Data records:
++++++++++
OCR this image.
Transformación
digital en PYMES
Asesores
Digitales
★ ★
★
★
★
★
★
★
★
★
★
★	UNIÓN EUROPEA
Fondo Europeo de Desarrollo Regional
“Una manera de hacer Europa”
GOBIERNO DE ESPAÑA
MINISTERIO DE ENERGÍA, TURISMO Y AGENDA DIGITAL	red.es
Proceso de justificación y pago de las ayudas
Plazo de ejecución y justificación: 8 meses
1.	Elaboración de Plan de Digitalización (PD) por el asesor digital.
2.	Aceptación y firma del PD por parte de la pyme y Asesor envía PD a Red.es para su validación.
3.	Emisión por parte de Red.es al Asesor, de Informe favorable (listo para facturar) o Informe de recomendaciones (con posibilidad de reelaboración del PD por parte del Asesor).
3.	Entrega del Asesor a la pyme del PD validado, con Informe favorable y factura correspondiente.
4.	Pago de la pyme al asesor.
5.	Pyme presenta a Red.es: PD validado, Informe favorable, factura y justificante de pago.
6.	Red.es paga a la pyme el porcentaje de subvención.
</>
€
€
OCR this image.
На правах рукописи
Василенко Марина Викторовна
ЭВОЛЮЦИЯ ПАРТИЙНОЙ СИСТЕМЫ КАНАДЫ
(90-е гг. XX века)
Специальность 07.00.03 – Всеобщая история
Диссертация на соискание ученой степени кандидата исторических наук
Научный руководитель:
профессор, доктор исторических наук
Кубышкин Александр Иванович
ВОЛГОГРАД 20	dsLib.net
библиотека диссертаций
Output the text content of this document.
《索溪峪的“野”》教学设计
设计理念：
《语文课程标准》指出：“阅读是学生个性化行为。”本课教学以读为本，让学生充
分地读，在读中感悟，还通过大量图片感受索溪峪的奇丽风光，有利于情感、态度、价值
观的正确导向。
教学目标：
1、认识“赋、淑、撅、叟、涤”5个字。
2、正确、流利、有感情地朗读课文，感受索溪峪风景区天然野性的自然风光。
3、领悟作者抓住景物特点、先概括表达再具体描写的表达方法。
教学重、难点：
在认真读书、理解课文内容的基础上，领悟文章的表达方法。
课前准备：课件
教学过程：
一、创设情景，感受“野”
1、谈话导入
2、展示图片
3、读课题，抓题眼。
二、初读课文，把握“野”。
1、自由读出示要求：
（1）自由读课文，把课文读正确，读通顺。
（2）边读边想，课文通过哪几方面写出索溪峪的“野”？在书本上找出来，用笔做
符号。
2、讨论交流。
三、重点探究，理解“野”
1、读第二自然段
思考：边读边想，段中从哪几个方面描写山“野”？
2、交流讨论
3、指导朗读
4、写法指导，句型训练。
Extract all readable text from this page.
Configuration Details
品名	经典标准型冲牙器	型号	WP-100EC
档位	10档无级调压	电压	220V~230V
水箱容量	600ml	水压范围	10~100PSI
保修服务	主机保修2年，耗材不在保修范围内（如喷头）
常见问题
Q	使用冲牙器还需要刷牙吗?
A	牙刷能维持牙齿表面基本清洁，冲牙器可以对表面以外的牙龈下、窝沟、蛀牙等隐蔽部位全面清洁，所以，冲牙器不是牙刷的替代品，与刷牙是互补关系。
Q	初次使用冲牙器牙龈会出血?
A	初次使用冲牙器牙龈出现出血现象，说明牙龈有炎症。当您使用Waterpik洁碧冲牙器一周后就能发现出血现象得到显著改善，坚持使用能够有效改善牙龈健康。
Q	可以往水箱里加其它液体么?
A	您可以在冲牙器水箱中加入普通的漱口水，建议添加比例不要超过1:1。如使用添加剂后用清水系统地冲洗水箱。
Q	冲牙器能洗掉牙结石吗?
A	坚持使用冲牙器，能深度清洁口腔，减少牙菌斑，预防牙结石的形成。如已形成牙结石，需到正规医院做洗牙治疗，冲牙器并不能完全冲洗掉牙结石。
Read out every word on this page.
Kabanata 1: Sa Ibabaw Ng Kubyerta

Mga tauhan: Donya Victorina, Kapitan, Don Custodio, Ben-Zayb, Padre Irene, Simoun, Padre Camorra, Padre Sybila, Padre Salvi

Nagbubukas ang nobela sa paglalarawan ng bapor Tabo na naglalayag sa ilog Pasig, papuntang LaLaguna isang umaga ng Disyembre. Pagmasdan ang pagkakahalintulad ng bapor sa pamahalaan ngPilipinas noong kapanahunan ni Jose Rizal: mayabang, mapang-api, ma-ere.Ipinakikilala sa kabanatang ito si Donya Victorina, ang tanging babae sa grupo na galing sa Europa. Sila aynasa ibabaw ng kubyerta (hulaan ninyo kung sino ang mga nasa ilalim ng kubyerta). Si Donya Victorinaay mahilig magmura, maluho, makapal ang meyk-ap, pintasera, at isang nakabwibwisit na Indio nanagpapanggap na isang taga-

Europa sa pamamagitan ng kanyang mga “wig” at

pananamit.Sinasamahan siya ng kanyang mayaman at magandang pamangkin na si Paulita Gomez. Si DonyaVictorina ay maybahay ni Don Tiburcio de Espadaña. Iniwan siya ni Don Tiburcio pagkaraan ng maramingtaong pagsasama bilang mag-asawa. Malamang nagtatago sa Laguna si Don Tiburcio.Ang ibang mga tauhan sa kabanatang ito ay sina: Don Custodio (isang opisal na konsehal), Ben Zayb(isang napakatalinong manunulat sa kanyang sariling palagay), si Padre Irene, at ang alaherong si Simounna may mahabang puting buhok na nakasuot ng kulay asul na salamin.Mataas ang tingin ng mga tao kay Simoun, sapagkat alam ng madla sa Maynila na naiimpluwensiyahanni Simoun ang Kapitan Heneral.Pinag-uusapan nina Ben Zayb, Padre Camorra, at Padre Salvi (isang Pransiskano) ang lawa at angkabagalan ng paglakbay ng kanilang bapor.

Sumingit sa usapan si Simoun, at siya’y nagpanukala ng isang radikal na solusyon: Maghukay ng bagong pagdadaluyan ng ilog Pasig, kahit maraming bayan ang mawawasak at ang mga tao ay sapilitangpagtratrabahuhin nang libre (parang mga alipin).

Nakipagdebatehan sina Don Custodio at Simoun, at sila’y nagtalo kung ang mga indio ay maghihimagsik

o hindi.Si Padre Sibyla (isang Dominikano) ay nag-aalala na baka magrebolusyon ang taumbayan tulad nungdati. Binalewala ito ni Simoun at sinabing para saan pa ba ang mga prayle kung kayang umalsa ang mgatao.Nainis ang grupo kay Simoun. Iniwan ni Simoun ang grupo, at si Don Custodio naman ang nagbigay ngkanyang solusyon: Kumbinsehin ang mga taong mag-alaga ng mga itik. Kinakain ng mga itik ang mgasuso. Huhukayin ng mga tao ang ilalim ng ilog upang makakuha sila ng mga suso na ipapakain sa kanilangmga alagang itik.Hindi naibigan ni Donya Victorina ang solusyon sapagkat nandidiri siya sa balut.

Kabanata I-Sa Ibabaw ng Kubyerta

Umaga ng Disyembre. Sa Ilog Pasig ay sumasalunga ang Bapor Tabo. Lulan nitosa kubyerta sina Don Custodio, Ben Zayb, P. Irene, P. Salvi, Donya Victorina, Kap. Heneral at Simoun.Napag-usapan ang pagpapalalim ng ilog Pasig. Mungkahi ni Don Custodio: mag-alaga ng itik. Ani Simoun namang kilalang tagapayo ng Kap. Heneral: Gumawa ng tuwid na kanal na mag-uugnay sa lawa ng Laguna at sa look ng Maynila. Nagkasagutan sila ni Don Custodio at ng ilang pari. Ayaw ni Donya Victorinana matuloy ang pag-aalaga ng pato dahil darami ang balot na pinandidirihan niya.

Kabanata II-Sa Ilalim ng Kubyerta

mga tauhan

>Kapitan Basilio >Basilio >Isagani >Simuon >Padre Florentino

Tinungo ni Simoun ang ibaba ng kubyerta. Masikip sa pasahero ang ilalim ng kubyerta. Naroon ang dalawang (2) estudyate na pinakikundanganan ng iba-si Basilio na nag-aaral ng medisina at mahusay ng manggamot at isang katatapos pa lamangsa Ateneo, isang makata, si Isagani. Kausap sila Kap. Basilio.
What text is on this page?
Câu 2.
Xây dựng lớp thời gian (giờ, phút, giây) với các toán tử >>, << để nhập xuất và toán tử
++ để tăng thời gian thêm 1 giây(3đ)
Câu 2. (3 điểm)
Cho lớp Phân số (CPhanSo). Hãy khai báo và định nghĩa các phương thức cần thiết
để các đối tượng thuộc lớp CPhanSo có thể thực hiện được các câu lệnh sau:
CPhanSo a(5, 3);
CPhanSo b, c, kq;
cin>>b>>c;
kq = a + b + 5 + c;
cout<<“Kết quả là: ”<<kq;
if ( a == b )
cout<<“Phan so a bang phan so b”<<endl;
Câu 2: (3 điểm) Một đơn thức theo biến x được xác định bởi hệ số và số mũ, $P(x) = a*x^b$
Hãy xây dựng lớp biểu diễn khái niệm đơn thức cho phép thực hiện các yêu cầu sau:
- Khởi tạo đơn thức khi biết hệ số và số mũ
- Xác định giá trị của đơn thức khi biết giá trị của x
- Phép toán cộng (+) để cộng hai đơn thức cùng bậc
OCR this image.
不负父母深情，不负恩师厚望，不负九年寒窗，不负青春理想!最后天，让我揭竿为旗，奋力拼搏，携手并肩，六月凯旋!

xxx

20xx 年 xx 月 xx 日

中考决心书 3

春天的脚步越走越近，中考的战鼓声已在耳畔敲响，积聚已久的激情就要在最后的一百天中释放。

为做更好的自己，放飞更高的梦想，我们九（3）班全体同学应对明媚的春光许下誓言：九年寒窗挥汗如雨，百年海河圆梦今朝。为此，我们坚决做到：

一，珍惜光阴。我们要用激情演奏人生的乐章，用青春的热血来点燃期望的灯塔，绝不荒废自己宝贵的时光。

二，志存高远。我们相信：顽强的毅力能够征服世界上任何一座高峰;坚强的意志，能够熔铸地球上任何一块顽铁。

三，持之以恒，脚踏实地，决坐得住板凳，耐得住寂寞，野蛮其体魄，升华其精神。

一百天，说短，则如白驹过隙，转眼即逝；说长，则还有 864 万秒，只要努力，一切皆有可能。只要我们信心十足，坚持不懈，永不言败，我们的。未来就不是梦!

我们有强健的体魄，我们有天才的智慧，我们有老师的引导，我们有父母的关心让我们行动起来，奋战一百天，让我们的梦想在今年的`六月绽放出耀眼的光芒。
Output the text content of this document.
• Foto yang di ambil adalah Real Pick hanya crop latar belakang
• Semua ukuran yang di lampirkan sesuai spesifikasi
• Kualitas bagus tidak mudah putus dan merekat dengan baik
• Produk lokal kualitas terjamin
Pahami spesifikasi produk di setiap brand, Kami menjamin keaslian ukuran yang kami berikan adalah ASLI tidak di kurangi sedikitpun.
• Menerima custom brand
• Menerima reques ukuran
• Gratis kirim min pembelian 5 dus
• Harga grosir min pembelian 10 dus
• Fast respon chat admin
++++++++++
DIRECTION: Copy out every line from the data above that has "Informe" in it.

WORKED SOLUTION:
3.	Emisión por parte de Red.es al Asesor, de Informe favorable (listo para facturar) o Informe de recomendaciones (con posibilidad de reelaboración del PD por parte del Asesor).
3.	Entrega del Asesor a la pyme del PD validado, con Informe favorable y factura correspondiente.
5.	Pyme presenta a Red.es: PD validado, Informe favorable, factura y justificante de pago.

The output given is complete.